When M.tb reach an optimal bacillary load and depletes metabolic resources of the host cell, it may induce a cell death to escape from and infect new cells(Briken and Miller,2008). To do this, it acquires the ability to initiate a process that leads to necrotic cell death of host cell. This type of bacterial induced cell death favors the chance of the bacilli from being recognized and attacked by host immune system(Porcelli and Jacobs,2008). In another type of cell death called apoptosis, the host cell is benefited by eradicating the bacilli (Figure 5). The importance of apoptosis in the host's innate immune response was underlined by a report that apoptotic cell death reduced mycobacterial viability, whereas necrotic cell death had no effect on bacterial viability(Molloy et al.,1994).

The importance of apoptosis is also well appreciated in inducing adaptive cell immunity. Macrophages are CD1 negative cells. M.tb infected macrophages also lose their ability to present antigens to CD8 T cells as their phagosomes are secluded from cytosolic MHC-I processing pathway (Schaible et al.,2003). The phagocytosis of apoptotic bodies by CD1 positive dendritic cells lead to the presentation of mycobacterial lipid and peptide antigens and subsequent activation of specific T-cells (Figure 2). This "cross priming" pathway permits an important mechanism by which cytolytic T cells are activated (Schaible et al.,2003;Winau et al.,2004).

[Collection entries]
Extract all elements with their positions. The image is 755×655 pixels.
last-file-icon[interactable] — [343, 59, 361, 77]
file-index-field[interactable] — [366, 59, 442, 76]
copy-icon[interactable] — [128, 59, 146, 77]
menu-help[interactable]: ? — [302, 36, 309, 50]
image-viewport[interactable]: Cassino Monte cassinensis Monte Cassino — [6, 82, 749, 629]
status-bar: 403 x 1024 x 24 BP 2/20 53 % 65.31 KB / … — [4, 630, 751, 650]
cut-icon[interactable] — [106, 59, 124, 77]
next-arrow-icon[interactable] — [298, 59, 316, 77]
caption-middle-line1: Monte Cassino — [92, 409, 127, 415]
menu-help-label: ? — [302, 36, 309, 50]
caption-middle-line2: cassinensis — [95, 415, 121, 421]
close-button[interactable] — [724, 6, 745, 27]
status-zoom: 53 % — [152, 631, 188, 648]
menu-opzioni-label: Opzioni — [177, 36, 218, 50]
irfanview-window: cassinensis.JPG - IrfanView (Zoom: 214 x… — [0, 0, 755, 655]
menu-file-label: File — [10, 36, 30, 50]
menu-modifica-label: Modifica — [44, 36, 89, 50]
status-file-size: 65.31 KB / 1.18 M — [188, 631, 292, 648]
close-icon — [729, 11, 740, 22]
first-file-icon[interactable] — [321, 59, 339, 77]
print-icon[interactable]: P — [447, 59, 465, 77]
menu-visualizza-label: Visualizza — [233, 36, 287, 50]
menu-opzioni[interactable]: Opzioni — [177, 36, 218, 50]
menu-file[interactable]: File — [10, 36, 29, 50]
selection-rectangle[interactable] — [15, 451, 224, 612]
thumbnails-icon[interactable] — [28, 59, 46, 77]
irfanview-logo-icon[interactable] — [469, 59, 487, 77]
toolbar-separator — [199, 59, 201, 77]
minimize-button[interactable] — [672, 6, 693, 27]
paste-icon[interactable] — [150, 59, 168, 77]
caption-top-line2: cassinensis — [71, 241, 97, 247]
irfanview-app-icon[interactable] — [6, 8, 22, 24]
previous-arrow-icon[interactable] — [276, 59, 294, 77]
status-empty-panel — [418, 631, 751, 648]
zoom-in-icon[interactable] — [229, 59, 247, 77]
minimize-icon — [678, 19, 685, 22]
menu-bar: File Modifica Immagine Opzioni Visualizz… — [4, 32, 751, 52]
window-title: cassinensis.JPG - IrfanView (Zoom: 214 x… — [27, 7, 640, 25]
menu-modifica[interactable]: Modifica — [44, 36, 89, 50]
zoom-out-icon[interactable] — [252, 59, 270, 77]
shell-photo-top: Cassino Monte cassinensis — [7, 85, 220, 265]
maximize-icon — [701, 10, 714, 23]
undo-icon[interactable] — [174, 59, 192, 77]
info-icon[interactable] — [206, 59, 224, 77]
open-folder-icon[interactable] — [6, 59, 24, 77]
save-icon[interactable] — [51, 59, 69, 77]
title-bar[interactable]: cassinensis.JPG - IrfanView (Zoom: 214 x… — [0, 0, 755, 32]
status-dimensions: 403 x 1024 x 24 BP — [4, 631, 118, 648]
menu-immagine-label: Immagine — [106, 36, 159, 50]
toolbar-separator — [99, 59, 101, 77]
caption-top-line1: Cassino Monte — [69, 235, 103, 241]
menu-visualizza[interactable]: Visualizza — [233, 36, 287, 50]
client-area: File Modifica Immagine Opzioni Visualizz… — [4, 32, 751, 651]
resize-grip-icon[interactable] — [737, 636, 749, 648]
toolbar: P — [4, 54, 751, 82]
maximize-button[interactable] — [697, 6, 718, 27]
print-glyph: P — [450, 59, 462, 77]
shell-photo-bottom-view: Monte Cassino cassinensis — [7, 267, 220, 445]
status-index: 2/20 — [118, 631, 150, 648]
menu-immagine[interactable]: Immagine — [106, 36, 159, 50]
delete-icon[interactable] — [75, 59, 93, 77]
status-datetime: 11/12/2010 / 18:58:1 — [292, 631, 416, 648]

* _What this task involves_
Continue the passage on host cell death in M.tb infection, starting after its last sentence.

* _Written answer_
Figure 6 Model of the detour pathway: apoptosis facilitate cross-presentation of antigens from intracellular pathogens to CD8 T cells through MHC I and CD1 to enhance antibacterial immunity (Winau et al.,2004)

Even though the importance of apoptosis is well documented in mycobacterial infection, the conclusion reached by different publications is contradictory. Some of these discrepancies can be explained by differences in strains/isolates of mycobacteria used, in the infection procedures and multiplicity of infection, and the nature of the host cell. Gan et al (2008) have shown that macrophages infected with attenuated(H37Ra) M.tb strain become apoptotic while macrophages infected with virulent (H37Rv) strains of M.tb resulted in macrophage death by necrosis(Gan et al.,2008). Study involving clinical isolates using THP-1 cells in India by Rajavelu and Das (2007) showed strain dependent apoptosis of THP-1 cells. In their study, infection of THP-1 cells by a clinical strain called "S7" have shown similar behavior like H37Rv strains of M.tb whereas infection by a clinical strain "S10" showed similarity in apoptosis with H37Ra strains of M.tb (Rajavelu and Das,2007).

The ratio of bacilli to host cell is another factor that determines the outcome of host cell death. In their study, Lee and his colleagues used different MOI to determine apoptosis of murine macrophages and their result showed that high MOI (>25) using H37Rv induce much elevated apoptosis than H37Ra strains of M.tb. In the same study, infection with BCG has also shown similar result. This type of cell death have been shown to promote bacterial viability and extracellular spread of infection(Lee et al.,2006). The same result has been also observed when macrophages infected at low MOI cultured for several days to permit the replication of the bacilli above the threshold level.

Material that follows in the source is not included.